WORK REQUIRED ::
Write each entry out again exactly as it was given.

[Stored data entries]
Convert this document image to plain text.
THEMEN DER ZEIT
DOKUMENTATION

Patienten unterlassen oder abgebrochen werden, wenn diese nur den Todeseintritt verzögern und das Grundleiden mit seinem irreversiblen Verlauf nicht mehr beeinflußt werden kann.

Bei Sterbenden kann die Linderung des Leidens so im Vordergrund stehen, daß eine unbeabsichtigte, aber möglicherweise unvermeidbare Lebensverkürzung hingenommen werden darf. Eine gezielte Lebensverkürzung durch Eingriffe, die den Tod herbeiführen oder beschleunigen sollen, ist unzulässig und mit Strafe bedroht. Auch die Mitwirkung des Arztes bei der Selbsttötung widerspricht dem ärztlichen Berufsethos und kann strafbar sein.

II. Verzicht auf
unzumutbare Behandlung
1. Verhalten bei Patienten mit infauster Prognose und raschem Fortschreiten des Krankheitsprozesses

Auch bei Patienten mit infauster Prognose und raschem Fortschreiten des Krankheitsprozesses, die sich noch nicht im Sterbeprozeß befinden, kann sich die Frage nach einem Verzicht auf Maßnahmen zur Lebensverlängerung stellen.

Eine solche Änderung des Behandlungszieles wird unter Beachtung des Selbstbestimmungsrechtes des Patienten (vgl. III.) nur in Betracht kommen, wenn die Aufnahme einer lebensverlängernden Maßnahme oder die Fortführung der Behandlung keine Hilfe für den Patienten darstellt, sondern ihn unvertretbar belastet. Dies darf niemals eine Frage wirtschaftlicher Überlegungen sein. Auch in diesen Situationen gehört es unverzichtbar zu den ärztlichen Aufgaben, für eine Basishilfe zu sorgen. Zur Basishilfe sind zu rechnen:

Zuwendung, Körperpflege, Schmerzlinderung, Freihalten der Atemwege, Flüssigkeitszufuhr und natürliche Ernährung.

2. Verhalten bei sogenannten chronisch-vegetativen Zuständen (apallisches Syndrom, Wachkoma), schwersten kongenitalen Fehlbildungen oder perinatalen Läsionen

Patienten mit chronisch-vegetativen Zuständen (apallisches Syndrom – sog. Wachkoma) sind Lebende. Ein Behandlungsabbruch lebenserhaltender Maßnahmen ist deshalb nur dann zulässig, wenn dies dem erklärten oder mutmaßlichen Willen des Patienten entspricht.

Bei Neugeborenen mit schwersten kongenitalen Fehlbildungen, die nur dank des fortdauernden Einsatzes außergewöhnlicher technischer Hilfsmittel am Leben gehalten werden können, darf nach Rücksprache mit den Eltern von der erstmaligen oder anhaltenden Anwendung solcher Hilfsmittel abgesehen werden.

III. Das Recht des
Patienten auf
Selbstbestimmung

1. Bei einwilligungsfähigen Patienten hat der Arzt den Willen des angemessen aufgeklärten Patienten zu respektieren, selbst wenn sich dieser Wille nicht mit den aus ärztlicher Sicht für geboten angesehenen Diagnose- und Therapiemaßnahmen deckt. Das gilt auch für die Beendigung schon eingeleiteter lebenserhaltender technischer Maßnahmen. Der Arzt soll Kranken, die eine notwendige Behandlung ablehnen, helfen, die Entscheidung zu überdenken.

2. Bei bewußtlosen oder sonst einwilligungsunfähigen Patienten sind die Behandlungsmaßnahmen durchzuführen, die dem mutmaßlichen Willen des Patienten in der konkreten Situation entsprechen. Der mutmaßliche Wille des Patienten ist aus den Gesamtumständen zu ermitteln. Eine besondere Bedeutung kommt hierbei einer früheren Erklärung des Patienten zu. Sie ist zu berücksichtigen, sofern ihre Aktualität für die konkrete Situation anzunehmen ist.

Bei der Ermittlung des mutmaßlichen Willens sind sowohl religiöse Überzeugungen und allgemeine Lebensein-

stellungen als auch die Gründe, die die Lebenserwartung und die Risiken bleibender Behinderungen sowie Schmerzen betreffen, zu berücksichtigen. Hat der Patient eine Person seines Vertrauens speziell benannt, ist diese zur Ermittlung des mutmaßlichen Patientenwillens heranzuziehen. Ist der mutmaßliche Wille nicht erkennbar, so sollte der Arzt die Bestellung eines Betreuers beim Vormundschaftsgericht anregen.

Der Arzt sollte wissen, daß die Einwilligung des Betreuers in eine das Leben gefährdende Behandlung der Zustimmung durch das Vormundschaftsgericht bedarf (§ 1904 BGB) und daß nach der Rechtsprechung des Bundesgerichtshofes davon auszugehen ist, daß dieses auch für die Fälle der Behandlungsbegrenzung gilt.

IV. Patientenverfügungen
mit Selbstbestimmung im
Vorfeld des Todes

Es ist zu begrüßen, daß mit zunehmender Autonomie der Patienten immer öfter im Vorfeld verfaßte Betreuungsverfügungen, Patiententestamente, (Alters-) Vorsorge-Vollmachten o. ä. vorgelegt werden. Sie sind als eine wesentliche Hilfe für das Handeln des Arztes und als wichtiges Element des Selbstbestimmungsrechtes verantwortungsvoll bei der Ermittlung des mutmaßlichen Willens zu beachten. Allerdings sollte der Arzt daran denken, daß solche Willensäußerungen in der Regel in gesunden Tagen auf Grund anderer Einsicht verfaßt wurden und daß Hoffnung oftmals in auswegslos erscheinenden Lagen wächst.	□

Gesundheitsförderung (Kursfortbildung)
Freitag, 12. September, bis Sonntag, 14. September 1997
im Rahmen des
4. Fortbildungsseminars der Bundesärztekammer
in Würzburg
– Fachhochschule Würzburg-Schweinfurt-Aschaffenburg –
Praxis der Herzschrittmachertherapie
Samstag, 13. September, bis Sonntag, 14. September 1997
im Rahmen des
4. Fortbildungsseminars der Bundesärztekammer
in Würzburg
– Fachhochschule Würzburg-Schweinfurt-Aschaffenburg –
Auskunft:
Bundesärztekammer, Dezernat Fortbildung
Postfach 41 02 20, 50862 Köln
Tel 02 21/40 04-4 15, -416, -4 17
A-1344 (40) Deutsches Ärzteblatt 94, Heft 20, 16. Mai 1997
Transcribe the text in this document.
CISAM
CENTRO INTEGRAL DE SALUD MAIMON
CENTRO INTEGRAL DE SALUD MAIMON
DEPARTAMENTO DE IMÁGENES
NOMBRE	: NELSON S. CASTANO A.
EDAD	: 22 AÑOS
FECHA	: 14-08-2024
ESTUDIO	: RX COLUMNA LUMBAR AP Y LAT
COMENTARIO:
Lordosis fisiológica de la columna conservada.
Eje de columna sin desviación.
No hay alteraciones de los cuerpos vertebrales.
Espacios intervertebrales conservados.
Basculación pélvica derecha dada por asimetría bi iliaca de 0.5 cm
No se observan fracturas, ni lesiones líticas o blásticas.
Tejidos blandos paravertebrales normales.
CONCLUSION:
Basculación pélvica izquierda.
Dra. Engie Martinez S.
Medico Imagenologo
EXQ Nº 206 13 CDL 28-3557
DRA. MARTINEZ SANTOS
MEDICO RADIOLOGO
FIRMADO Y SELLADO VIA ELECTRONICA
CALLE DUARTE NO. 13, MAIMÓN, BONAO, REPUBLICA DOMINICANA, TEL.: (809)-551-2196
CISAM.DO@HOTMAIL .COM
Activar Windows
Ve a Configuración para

RESULT FOR THIS EXERCISE ::
Convert this document image to plain text.
THEMEN DER ZEIT
DOKUMENTATION

Patienten unterlassen oder abgebrochen werden, wenn diese nur den Todeseintritt verzögern und das Grundleiden mit seinem irreversiblen Verlauf nicht mehr beeinflußt werden kann.

Bei Sterbenden kann die Linderung des Leidens so im Vordergrund stehen, daß eine unbeabsichtigte, aber möglicherweise unvermeidbare Lebensverkürzung hingenommen werden darf. Eine gezielte Lebensverkürzung durch Eingriffe, die den Tod herbeiführen oder beschleunigen sollen, ist unzulässig und mit Strafe bedroht. Auch die Mitwirkung des Arztes bei der Selbsttötung widerspricht dem ärztlichen Berufsethos und kann strafbar sein.

II. Verzicht auf
unzumutbare Behandlung
1. Verhalten bei Patienten mit infauster Prognose und raschem Fortschreiten des Krankheitsprozesses

Auch bei Patienten mit infauster Prognose und raschem Fortschreiten des Krankheitsprozesses, die sich noch nicht im Sterbeprozeß befinden, kann sich die Frage nach einem Verzicht auf Maßnahmen zur Lebensverlängerung stellen.

Eine solche Änderung des Behandlungszieles wird unter Beachtung des Selbstbestimmungsrechtes des Patienten (vgl. III.) nur in Betracht kommen, wenn die Aufnahme einer lebensverlängernden Maßnahme oder die Fortführung der Behandlung keine Hilfe für den Patienten darstellt, sondern ihn unvertretbar belastet. Dies darf niemals eine Frage wirtschaftlicher Überlegungen sein. Auch in diesen Situationen gehört es unverzichtbar zu den ärztlichen Aufgaben, für eine Basishilfe zu sorgen. Zur Basishilfe sind zu rechnen:

Zuwendung, Körperpflege, Schmerzlinderung, Freihalten der Atemwege, Flüssigkeitszufuhr und natürliche Ernährung.

2. Verhalten bei sogenannten chronisch-vegetativen Zuständen (apallisches Syndrom, Wachkoma), schwersten kongenitalen Fehlbildungen oder perinatalen Läsionen

Patienten mit chronisch-vegetativen Zuständen (apallisches Syndrom – sog. Wachkoma) sind Lebende. Ein Behandlungsabbruch lebenserhaltender Maßnahmen ist deshalb nur dann zulässig, wenn dies dem erklärten oder mutmaßlichen Willen des Patienten entspricht.

Bei Neugeborenen mit schwersten kongenitalen Fehlbildungen, die nur dank des fortdauernden Einsatzes außergewöhnlicher technischer Hilfsmittel am Leben gehalten werden können, darf nach Rücksprache mit den Eltern von der erstmaligen oder anhaltenden Anwendung solcher Hilfsmittel abgesehen werden.

III. Das Recht des
Patienten auf
Selbstbestimmung

1. Bei einwilligungsfähigen Patienten hat der Arzt den Willen des angemessen aufgeklärten Patienten zu respektieren, selbst wenn sich dieser Wille nicht mit den aus ärztlicher Sicht für geboten angesehenen Diagnose- und Therapiemaßnahmen deckt. Das gilt auch für die Beendigung schon eingeleiteter lebenserhaltender technischer Maßnahmen. Der Arzt soll Kranken, die eine notwendige Behandlung ablehnen, helfen, die Entscheidung zu überdenken.

2. Bei bewußtlosen oder sonst einwilligungsunfähigen Patienten sind die Behandlungsmaßnahmen durchzuführen, die dem mutmaßlichen Willen des Patienten in der konkreten Situation entsprechen. Der mutmaßliche Wille des Patienten ist aus den Gesamtumständen zu ermitteln. Eine besondere Bedeutung kommt hierbei einer früheren Erklärung des Patienten zu. Sie ist zu berücksichtigen, sofern ihre Aktualität für die konkrete Situation anzunehmen ist.

Bei der Ermittlung des mutmaßlichen Willens sind sowohl religiöse Überzeugungen und allgemeine Lebensein-

stellungen als auch die Gründe, die die Lebenserwartung und die Risiken bleibender Behinderungen sowie Schmerzen betreffen, zu berücksichtigen. Hat der Patient eine Person seines Vertrauens speziell benannt, ist diese zur Ermittlung des mutmaßlichen Patientenwillens heranzuziehen. Ist der mutmaßliche Wille nicht erkennbar, so sollte der Arzt die Bestellung eines Betreuers beim Vormundschaftsgericht anregen.

Der Arzt sollte wissen, daß die Einwilligung des Betreuers in eine das Leben gefährdende Behandlung der Zustimmung durch das Vormundschaftsgericht bedarf (§ 1904 BGB) und daß nach der Rechtsprechung des Bundesgerichtshofes davon auszugehen ist, daß dieses auch für die Fälle der Behandlungsbegrenzung gilt.

IV. Patientenverfügungen
mit Selbstbestimmung im
Vorfeld des Todes

Es ist zu begrüßen, daß mit zunehmender Autonomie der Patienten immer öfter im Vorfeld verfaßte Betreuungsverfügungen, Patiententestamente, (Alters-) Vorsorge-Vollmachten o. ä. vorgelegt werden. Sie sind als eine wesentliche Hilfe für das Handeln des Arztes und als wichtiges Element des Selbstbestimmungsrechtes verantwortungsvoll bei der Ermittlung des mutmaßlichen Willens zu beachten. Allerdings sollte der Arzt daran denken, daß solche Willensäußerungen in der Regel in gesunden Tagen auf Grund anderer Einsicht verfaßt wurden und daß Hoffnung oftmals in auswegslos erscheinenden Lagen wächst.	□

Gesundheitsförderung (Kursfortbildung)
Freitag, 12. September, bis Sonntag, 14. September 1997
im Rahmen des
4. Fortbildungsseminars der Bundesärztekammer
in Würzburg
– Fachhochschule Würzburg-Schweinfurt-Aschaffenburg –
Praxis der Herzschrittmachertherapie
Samstag, 13. September, bis Sonntag, 14. September 1997
im Rahmen des
4. Fortbildungsseminars der Bundesärztekammer
in Würzburg
– Fachhochschule Würzburg-Schweinfurt-Aschaffenburg –
Auskunft:
Bundesärztekammer, Dezernat Fortbildung
Postfach 41 02 20, 50862 Köln
Tel 02 21/40 04-4 15, -416, -4 17
A-1344 (40) Deutsches Ärzteblatt 94, Heft 20, 16. Mai 1997
Transcribe the text in this document.
CISAM
CENTRO INTEGRAL DE SALUD MAIMON
CENTRO INTEGRAL DE SALUD MAIMON
DEPARTAMENTO DE IMÁGENES
NOMBRE	: NELSON S. CASTANO A.
EDAD	: 22 AÑOS
FECHA	: 14-08-2024
ESTUDIO	: RX COLUMNA LUMBAR AP Y LAT
COMENTARIO:
Lordosis fisiológica de la columna conservada.
Eje de columna sin desviación.
No hay alteraciones de los cuerpos vertebrales.
Espacios intervertebrales conservados.
Basculación pélvica derecha dada por asimetría bi iliaca de 0.5 cm
No se observan fracturas, ni lesiones líticas o blásticas.
Tejidos blandos paravertebrales normales.
CONCLUSION:
Basculación pélvica izquierda.
Dra. Engie Martinez S.
Medico Imagenologo
EXQ Nº 206 13 CDL 28-3557
DRA. MARTINEZ SANTOS
MEDICO RADIOLOGO
FIRMADO Y SELLADO VIA ELECTRONICA
CALLE DUARTE NO. 13, MAIMÓN, BONAO, REPUBLICA DOMINICANA, TEL.: (809)-551-2196
CISAM.DO@HOTMAIL .COM
Activar Windows
Ve a Configuración para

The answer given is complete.